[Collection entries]
◆ ◆ ◆ ◆

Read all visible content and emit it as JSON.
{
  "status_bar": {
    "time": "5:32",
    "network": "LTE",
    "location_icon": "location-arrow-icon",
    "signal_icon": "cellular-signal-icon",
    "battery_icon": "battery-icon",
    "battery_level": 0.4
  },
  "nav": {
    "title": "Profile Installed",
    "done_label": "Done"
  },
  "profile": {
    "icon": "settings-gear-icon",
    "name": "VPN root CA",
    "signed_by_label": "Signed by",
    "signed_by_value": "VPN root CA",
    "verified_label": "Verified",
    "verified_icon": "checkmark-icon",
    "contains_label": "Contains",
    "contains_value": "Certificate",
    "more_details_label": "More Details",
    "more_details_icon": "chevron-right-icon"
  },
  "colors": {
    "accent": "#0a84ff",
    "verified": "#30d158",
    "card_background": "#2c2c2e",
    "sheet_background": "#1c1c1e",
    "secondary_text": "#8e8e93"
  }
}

◆ ◆ ◆ ◆

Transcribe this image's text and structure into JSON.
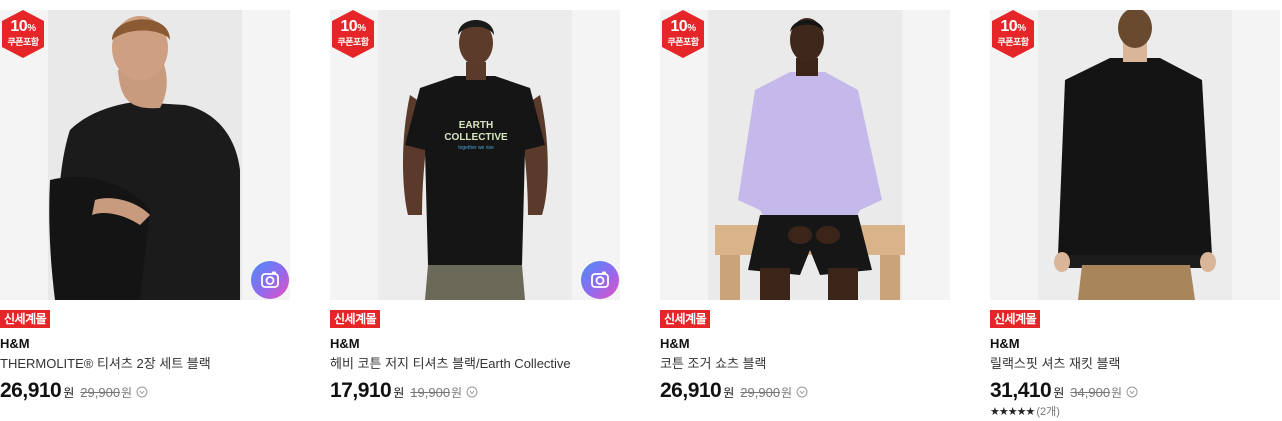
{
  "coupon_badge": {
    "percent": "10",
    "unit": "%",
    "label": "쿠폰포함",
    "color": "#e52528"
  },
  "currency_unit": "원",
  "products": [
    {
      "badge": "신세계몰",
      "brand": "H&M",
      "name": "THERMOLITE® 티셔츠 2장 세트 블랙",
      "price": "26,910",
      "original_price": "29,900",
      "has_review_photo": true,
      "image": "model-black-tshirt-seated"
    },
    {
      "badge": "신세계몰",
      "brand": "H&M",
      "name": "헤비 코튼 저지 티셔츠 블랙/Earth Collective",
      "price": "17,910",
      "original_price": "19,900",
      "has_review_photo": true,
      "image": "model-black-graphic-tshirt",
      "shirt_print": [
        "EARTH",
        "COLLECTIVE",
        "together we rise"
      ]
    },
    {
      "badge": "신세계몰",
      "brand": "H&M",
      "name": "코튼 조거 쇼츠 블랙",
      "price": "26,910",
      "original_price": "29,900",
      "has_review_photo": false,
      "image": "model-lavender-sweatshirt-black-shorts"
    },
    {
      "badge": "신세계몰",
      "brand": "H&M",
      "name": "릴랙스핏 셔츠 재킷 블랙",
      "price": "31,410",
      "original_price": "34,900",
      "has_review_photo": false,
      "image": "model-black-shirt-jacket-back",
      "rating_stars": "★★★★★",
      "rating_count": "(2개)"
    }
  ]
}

◆ ◆ ◆ ◆

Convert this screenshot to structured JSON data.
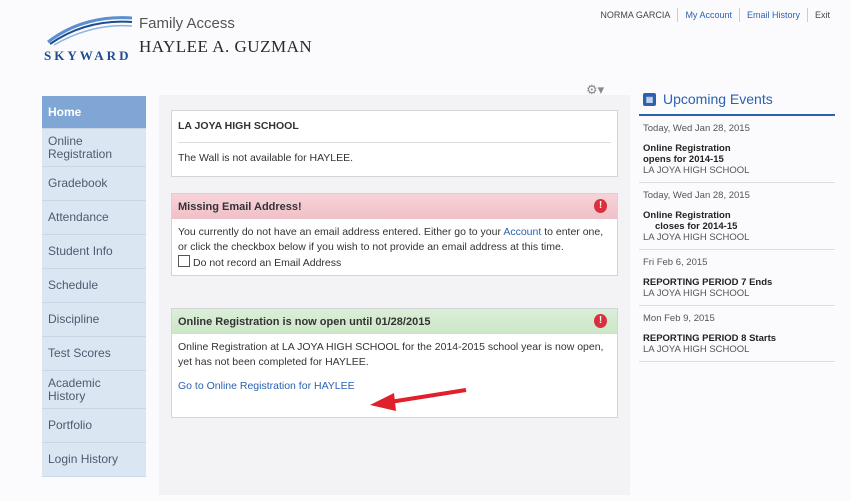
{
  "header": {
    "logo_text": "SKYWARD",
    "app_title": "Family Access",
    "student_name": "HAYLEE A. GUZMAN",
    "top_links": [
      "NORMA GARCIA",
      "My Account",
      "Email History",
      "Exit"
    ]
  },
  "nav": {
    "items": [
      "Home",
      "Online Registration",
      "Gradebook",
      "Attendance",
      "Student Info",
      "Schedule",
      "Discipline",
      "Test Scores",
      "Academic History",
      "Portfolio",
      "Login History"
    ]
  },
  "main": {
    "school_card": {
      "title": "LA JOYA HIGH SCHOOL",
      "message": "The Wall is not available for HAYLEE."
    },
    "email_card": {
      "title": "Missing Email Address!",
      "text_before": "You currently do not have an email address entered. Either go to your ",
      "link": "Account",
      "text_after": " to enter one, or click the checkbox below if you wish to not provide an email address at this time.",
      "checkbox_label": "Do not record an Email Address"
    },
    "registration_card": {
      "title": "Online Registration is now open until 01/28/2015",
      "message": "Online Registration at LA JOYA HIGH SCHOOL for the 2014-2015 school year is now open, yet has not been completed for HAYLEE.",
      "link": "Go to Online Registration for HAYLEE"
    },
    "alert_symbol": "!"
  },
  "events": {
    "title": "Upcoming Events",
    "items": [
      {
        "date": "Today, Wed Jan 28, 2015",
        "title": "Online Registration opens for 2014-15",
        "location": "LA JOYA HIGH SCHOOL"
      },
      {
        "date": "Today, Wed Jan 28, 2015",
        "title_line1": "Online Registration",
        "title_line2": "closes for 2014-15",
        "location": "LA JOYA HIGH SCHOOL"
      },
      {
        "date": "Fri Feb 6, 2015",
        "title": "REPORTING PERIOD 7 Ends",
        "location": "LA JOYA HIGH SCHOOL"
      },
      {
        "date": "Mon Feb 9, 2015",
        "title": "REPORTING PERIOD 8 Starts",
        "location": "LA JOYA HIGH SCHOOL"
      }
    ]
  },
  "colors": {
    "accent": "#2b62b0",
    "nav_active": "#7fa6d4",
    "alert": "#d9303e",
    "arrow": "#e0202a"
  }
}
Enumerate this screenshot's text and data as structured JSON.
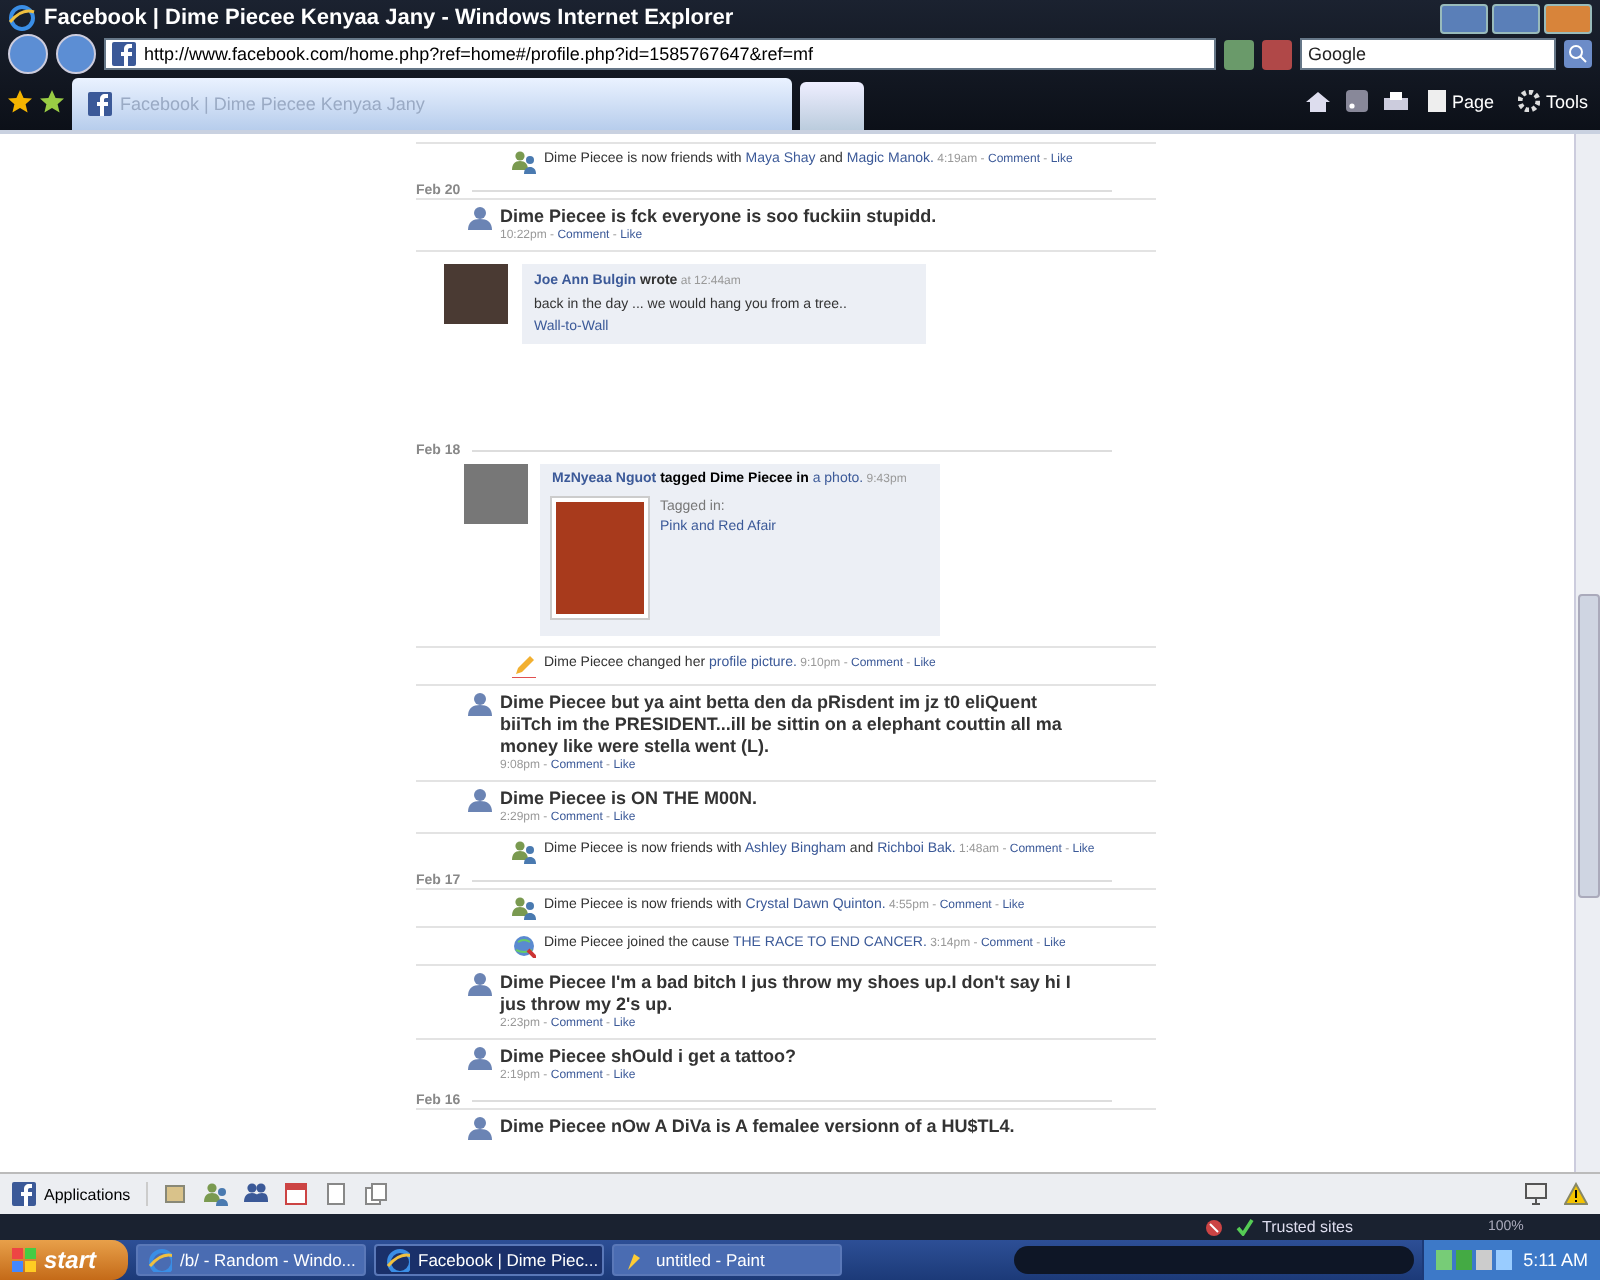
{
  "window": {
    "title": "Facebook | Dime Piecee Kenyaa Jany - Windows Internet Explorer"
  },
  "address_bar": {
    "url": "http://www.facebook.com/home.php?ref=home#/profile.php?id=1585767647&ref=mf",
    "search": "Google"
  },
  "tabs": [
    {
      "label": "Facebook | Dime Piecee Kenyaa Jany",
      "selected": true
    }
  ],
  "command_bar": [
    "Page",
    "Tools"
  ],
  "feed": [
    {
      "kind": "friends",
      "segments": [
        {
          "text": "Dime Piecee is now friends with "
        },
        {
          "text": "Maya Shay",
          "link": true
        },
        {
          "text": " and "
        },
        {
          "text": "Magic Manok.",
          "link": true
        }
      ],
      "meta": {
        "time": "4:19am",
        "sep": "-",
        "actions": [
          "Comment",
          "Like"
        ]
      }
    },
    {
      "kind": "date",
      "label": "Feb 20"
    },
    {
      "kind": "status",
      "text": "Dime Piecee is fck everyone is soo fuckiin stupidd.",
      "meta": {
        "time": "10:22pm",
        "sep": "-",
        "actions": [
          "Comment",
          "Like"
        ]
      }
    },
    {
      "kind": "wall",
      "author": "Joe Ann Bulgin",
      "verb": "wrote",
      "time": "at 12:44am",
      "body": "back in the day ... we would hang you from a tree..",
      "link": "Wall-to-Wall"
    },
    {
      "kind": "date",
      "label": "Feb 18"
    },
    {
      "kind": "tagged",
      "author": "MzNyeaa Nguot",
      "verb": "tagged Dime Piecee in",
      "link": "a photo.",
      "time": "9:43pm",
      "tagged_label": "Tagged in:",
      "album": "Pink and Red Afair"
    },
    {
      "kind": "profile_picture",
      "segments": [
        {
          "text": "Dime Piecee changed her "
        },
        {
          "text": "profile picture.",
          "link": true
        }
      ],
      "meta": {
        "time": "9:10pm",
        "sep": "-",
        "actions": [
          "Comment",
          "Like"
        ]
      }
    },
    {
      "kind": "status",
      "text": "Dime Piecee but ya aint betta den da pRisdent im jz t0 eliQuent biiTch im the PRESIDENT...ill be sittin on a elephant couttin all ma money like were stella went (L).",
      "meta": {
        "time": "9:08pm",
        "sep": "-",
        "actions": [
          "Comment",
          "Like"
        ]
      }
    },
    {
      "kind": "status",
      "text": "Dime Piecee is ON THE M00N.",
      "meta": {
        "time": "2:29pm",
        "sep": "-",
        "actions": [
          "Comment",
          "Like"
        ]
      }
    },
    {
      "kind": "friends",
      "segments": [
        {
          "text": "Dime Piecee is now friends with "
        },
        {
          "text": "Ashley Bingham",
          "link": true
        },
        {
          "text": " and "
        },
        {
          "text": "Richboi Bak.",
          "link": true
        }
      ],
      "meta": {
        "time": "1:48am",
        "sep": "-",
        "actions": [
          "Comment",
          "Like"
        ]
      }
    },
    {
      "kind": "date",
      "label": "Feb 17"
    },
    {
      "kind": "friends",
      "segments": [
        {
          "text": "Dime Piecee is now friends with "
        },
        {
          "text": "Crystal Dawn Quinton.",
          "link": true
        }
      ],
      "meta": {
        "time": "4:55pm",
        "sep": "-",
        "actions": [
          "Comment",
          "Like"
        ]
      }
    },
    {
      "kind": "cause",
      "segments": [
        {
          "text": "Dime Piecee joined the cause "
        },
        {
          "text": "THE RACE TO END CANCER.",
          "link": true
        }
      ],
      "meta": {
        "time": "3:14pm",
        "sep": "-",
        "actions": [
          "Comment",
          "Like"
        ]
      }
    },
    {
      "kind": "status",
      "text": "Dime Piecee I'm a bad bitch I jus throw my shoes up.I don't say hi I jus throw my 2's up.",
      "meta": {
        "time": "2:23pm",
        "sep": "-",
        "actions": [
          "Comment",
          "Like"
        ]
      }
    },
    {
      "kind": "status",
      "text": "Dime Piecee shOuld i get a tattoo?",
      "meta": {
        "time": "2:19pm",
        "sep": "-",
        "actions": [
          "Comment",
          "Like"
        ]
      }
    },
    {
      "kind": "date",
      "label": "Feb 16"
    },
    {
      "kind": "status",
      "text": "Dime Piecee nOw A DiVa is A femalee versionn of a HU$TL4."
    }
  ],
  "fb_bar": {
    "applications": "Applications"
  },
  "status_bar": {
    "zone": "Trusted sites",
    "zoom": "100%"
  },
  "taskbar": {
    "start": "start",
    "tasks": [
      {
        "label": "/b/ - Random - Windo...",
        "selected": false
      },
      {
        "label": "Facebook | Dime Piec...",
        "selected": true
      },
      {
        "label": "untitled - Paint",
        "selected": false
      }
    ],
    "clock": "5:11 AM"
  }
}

◆ ◆ ◆ ◆

→ PROBLEM DETAILS:
The word "black" may turn up on some lines of these records; say how many, with no other words.

→ OUTPUT BELOW:
4